### Source:
----------
Friday, 19 July 2019

Cheriton

Radar over at Keep Your Powder Dry recently posted an entry on the Battle of Cheriton including some photos from a walk around the battlefield. The specific post can be found here, but if you haven't visited the blog before, and have an interest in the ECW, it is well worth the time. As well as Cheriton he covers other ECW sites:

https://www.keepyourpowderdry.co.uk/2019/06/battle-of-cheriton-29th-march-1644.html

That post reminded me of a hot day in July last year when I took myself down to Hampshire to do the walk myself. Summer 2018 was one of the hottest ever recorded in the UK, so it wasn't the most comfortable weather to go traipsing round the countryside in. But I had some time off work whilst the family were at work and school, and what better way to use it than indulging my hobby and getting some exercise. The health app on my phone tells me I walked 11.3km that day, most of it at the time of the Cheriton walk. I find it a bit of a stretch that the walk was over 6 miles, so I don't take that as Gospel.

I won't tell you anything about the battle itself. That has been done many times before, by people better qualified, and better writers, than myself. For example: Here; and here.  And that's not including printed material. I should also point out the Battle of Cheriton Project site  here. For some reason I haven't figured out yet, it holds a fascination for me similar to what I feel about Lobositz in the SYW. Only this is much more accessible. It's on my 'to do list' of battles. In fact it was the main target I built up my cavalry forces so much this year. Maybe it's something for the coming weekend. Hmmmm!

Anyway, here are a selection of the photos I took on my walk round Cheriton last year. Hopefully they will be of some interest and use, giving an impression of the lie of the land. First up Church of All Saints, Hinton Ampner. The village didn't seem to feature much in the battle, the manor (now a National Trust property) was where Waller was headquartered before the battle. The church I found particularly attractive and unusual in my experience and looks like it deserves a closer look, but as it was at the start of a longish walk, on a hot day I decided to push on.

More information on the church can be found here: https://britishlistedbuildings.co.uk/101155865-church-of-all-saints-bramdean-and-hinton-ampner#.XTDXzC2ZOu4
The location map on the British Listed Buildings site is quite useful for showing the pathways around the battlefield.

I walked down the hill from the church through the very picturesque hamlet of Hinton Ampner to start the walk proper at Petersfield Road stopping at the first information board:
From there I proceeded across the road to lane opposite (Broad Lane?) (below)
and then turned right (East) along Cheriton Lane (note this is the track running east-west between Cheriton Wood and Cheriton village and not the road of the same name to the north of the wood.

Here is the view looking west from Broad Lane at where the main Parliamentarian line would have been. Erratum: subsequent viewing of the Battlefield Trust's OS-based map indicates that the area shown below is too far south for the Parliamentarian position - it looks like they would have marched through this position on the way to the next ridge.
----------
### Task list:
- 1) Which blogs, websites and organizations are named in the post about walking the Cheriton battlefield?
- 2) In the Cheriton post, reproduce everything from "Anyway, here are" down to "pathways around the battlefield." word for word.
----------
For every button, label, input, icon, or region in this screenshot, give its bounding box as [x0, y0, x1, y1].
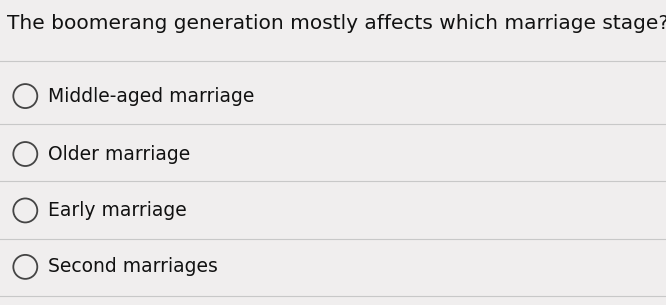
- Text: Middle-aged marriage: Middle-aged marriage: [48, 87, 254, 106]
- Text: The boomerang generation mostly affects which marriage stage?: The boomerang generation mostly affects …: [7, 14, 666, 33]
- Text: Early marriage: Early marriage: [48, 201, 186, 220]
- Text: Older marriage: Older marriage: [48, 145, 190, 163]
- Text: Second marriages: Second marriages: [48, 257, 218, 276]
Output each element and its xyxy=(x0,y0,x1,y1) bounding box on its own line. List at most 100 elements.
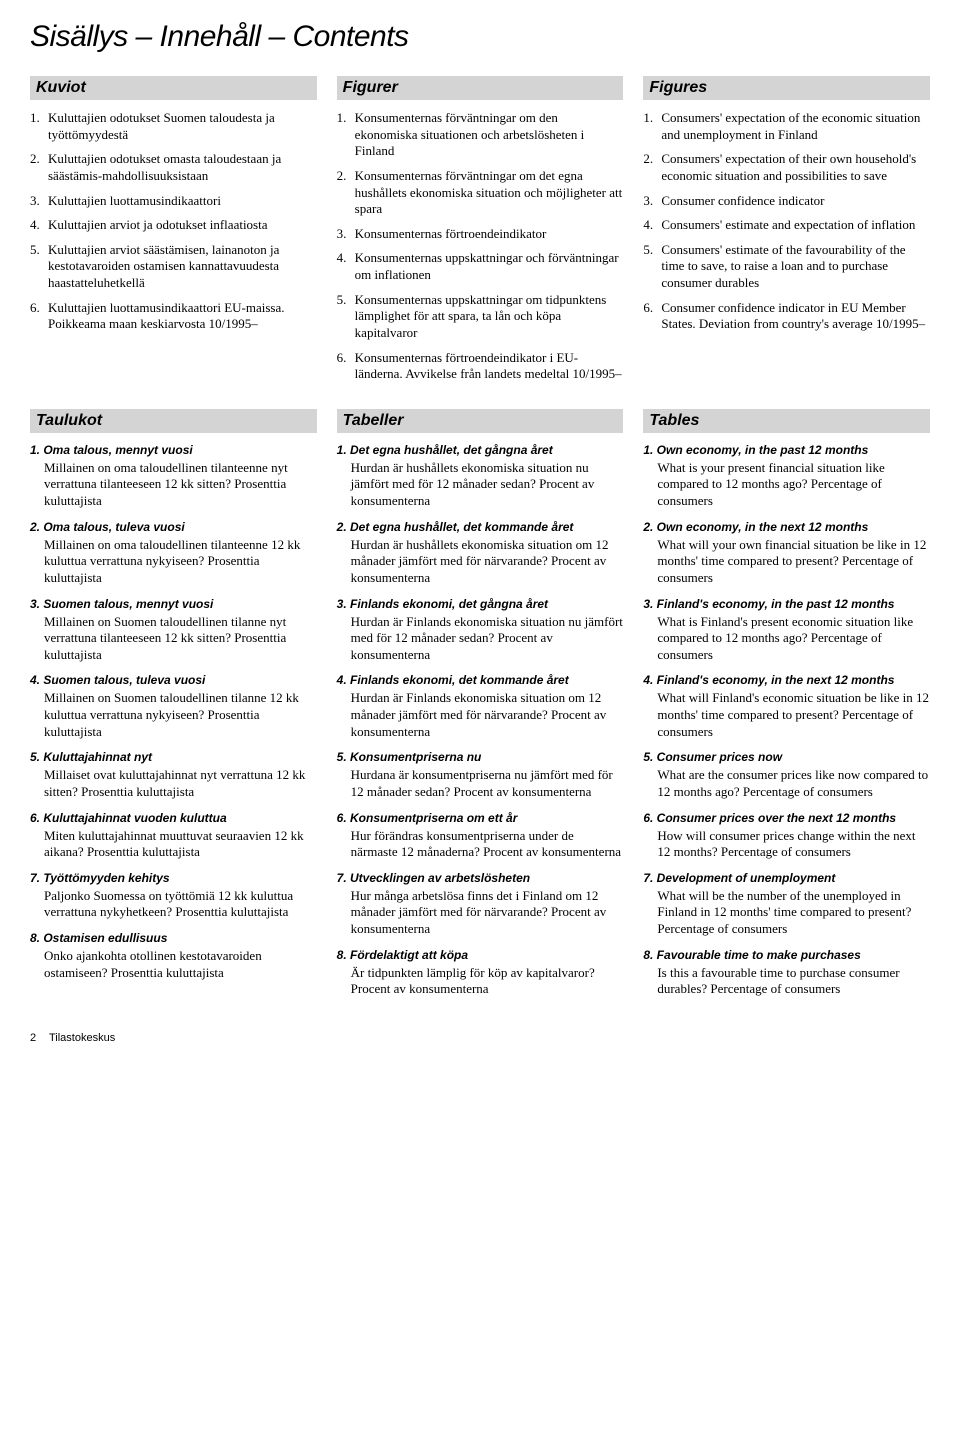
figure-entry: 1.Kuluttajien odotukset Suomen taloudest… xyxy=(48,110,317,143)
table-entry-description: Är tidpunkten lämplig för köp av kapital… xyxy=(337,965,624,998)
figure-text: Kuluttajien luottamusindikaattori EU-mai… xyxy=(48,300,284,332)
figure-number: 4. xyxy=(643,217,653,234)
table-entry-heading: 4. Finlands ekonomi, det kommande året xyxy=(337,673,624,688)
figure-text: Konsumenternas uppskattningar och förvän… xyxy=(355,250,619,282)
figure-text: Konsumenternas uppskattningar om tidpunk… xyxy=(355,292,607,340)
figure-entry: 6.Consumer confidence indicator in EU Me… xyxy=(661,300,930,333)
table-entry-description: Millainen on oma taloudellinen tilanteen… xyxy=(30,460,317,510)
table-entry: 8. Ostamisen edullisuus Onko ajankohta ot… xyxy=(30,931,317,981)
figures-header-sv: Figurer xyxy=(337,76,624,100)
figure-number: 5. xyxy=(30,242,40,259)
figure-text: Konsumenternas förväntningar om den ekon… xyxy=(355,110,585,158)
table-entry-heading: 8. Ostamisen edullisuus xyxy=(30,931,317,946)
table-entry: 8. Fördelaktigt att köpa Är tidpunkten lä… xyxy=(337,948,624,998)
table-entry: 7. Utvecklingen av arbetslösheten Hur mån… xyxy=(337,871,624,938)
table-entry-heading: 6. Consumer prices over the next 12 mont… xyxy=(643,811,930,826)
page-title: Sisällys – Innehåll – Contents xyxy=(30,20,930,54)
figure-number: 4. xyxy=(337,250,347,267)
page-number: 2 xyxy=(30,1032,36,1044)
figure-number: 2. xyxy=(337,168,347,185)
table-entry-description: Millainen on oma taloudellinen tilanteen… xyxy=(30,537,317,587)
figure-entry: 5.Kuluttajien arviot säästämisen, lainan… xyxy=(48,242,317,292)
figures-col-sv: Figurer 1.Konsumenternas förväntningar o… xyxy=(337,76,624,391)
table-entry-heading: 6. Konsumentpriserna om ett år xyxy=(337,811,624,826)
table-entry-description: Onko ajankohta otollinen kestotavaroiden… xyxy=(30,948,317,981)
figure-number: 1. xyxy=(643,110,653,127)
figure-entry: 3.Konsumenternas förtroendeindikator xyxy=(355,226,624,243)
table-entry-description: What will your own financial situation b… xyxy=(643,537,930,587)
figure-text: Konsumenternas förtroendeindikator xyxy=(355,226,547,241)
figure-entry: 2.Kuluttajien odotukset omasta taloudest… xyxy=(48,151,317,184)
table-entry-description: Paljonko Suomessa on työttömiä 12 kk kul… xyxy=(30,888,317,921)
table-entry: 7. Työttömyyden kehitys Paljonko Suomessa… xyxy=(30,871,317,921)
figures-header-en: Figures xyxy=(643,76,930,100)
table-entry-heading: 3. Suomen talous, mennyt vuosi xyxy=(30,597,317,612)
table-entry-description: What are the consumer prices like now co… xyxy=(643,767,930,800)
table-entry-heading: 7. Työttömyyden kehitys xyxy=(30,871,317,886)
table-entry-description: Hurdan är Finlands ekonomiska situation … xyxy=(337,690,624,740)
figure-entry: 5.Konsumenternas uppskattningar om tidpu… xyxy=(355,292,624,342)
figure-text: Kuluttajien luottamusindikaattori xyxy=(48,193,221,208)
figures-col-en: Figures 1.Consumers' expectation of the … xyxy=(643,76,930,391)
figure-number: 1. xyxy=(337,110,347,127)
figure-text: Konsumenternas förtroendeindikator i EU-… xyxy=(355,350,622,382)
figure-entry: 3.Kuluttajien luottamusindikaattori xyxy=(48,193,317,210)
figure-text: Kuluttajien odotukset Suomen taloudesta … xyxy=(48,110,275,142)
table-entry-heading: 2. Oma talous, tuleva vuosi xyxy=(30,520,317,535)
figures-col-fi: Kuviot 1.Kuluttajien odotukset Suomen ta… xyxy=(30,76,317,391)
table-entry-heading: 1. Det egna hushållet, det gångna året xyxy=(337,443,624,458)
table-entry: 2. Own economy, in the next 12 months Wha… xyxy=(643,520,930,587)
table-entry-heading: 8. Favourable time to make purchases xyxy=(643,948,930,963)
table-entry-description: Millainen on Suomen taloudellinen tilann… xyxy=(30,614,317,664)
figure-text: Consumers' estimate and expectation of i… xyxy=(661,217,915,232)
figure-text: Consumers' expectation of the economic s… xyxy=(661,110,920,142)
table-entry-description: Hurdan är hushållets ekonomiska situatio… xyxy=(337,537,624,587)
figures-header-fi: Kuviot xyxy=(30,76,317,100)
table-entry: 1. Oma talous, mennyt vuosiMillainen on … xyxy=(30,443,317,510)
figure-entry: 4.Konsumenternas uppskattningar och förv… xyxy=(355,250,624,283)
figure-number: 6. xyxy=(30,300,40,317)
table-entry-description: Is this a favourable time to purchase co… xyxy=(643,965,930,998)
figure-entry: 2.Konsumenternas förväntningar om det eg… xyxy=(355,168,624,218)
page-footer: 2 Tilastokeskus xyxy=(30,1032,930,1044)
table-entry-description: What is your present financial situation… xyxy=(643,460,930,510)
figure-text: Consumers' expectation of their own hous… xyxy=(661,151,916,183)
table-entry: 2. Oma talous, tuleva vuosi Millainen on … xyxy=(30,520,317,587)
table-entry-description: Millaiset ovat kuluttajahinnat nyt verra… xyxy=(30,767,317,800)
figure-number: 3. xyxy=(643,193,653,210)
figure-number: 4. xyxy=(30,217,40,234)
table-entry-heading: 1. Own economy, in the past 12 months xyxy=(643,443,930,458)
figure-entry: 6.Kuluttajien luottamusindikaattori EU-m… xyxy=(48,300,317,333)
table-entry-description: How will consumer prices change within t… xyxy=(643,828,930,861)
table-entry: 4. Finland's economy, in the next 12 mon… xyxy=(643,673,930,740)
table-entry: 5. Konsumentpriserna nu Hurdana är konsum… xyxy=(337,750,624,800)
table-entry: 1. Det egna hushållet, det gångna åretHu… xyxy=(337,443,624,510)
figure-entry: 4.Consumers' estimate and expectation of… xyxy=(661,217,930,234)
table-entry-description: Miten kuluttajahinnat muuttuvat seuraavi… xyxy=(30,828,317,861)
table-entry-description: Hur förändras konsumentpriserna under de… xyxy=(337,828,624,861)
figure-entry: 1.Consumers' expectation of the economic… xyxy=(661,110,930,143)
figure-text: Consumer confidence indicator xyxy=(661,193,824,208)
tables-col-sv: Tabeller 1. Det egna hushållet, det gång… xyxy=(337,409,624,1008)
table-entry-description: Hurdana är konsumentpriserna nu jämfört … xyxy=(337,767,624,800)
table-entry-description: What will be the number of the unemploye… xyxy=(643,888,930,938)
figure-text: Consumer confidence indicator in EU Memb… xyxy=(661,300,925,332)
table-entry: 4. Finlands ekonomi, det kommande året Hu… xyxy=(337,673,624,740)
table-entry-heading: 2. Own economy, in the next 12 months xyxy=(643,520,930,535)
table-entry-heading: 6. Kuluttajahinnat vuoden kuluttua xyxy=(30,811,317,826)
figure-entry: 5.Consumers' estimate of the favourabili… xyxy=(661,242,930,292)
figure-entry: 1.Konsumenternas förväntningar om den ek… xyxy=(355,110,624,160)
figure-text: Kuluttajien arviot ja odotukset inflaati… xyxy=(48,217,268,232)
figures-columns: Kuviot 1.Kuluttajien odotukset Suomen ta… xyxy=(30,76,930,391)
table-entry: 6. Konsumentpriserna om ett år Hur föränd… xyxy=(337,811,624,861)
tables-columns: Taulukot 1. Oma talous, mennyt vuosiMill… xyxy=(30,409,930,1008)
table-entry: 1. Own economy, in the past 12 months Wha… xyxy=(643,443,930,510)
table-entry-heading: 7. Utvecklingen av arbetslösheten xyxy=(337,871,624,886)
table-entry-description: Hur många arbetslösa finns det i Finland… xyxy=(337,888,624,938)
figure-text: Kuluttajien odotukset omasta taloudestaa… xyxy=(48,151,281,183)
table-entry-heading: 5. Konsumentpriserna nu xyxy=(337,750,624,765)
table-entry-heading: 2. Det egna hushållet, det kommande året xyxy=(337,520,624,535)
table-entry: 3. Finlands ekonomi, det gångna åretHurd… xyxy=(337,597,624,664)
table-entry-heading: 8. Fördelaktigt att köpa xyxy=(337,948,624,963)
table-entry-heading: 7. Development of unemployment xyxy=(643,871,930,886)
----------
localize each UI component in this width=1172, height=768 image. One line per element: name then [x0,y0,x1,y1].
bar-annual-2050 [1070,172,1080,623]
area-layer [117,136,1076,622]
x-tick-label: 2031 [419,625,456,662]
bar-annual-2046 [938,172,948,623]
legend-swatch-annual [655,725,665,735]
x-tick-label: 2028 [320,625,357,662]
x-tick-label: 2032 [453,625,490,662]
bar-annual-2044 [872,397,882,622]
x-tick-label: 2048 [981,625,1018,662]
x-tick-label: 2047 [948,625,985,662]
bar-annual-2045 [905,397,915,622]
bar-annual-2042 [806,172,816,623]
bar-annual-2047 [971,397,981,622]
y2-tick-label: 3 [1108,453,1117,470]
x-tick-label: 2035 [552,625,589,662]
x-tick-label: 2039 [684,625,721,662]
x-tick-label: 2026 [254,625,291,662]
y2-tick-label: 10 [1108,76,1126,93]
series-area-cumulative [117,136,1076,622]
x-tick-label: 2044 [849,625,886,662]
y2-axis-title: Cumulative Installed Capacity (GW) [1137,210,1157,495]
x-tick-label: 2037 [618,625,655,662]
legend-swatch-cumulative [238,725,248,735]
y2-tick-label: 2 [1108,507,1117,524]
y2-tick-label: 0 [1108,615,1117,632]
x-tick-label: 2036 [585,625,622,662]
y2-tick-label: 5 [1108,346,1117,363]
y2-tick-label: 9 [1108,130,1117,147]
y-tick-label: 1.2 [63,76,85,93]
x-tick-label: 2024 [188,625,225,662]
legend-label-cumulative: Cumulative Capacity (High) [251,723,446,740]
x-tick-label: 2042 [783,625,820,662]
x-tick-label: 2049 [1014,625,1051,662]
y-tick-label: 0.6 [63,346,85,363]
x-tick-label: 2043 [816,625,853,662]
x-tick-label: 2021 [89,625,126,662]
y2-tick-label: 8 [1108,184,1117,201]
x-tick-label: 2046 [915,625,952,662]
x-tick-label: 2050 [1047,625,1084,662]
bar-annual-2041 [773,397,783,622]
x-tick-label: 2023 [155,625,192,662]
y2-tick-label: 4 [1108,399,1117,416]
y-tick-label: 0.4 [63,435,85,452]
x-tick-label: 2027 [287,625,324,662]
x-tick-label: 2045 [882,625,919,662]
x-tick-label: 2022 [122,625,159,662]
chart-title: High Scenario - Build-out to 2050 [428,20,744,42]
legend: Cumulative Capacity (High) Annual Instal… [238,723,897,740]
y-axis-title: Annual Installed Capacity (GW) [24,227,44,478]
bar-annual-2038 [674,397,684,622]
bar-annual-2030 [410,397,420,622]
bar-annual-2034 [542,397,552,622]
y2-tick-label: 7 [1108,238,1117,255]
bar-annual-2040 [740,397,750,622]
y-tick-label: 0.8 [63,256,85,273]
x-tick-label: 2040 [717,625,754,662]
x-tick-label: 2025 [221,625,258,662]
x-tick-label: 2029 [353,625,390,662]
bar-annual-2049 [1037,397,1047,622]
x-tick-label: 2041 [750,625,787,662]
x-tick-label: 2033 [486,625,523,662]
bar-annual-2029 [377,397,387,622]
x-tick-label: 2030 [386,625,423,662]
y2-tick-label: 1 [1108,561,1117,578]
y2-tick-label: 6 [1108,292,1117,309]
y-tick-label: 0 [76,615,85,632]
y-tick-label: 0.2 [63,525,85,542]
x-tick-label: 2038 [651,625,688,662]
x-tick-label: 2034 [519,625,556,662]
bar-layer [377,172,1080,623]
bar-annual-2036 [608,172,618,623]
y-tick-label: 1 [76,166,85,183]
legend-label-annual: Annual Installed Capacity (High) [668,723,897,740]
----------
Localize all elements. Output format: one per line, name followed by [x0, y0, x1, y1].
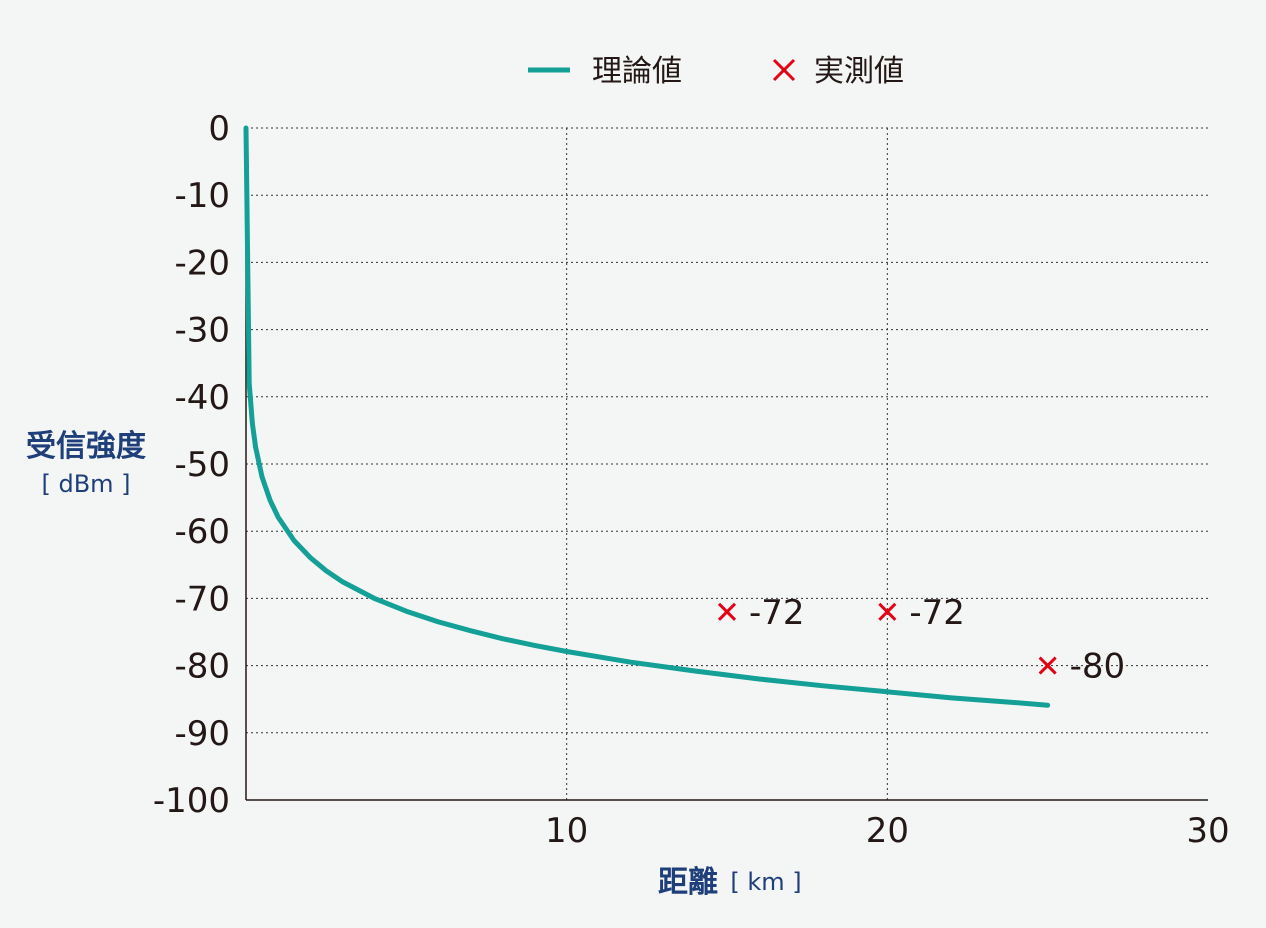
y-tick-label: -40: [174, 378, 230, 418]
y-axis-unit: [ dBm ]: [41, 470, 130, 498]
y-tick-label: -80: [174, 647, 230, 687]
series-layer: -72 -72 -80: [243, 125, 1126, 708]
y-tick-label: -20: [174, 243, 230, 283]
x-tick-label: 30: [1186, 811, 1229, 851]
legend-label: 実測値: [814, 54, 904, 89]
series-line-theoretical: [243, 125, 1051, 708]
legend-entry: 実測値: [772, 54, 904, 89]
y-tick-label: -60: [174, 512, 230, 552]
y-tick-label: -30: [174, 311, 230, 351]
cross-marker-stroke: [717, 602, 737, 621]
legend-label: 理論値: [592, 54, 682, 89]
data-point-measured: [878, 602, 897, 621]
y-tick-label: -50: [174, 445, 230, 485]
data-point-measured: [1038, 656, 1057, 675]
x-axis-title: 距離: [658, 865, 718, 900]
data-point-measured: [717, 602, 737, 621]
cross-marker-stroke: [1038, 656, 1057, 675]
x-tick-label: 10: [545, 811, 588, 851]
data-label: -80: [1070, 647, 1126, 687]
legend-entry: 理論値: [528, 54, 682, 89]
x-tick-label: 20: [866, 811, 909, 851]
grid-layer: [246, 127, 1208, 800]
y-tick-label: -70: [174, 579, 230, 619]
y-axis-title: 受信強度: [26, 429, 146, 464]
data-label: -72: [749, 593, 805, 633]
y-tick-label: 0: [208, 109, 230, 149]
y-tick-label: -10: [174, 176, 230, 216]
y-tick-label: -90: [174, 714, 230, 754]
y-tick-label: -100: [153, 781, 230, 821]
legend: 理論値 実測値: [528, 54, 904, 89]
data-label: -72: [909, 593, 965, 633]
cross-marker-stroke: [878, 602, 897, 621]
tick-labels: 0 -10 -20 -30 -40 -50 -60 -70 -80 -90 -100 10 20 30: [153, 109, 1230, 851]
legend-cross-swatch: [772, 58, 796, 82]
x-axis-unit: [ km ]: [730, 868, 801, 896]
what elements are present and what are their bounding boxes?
----------
### Answers to the exercise:
- 1)
Keep Your Powder Dry
the Battle of Cheriton Project
the National Trust
British Listed Buildings
the Battlefield Trust

- 2)
Anyway, here are a selection of the photos I took on my walk round Cheriton last year. Hopefully they will be of some interest and use, giving an impression of the lie of the land. First up Church of All Saints, Hinton Ampner. The village didn't seem to feature much in the battle, the manor (now a National Trust property) was where Waller was headquartered before the battle. The church I found particularly attractive and unusual in my experience and looks like it deserves a closer look, but as it was at the start of a longish walk, on a hot day I decided to push on.

More information on the church can be found here: https://britishlistedbuildings.co.uk/101155865-church-of-all-saints-bramdean-and-hinton-ampner#.XTDXzC2ZOu4
The location map on the British Listed Buildings site is quite useful for showing the pathways around the battlefield.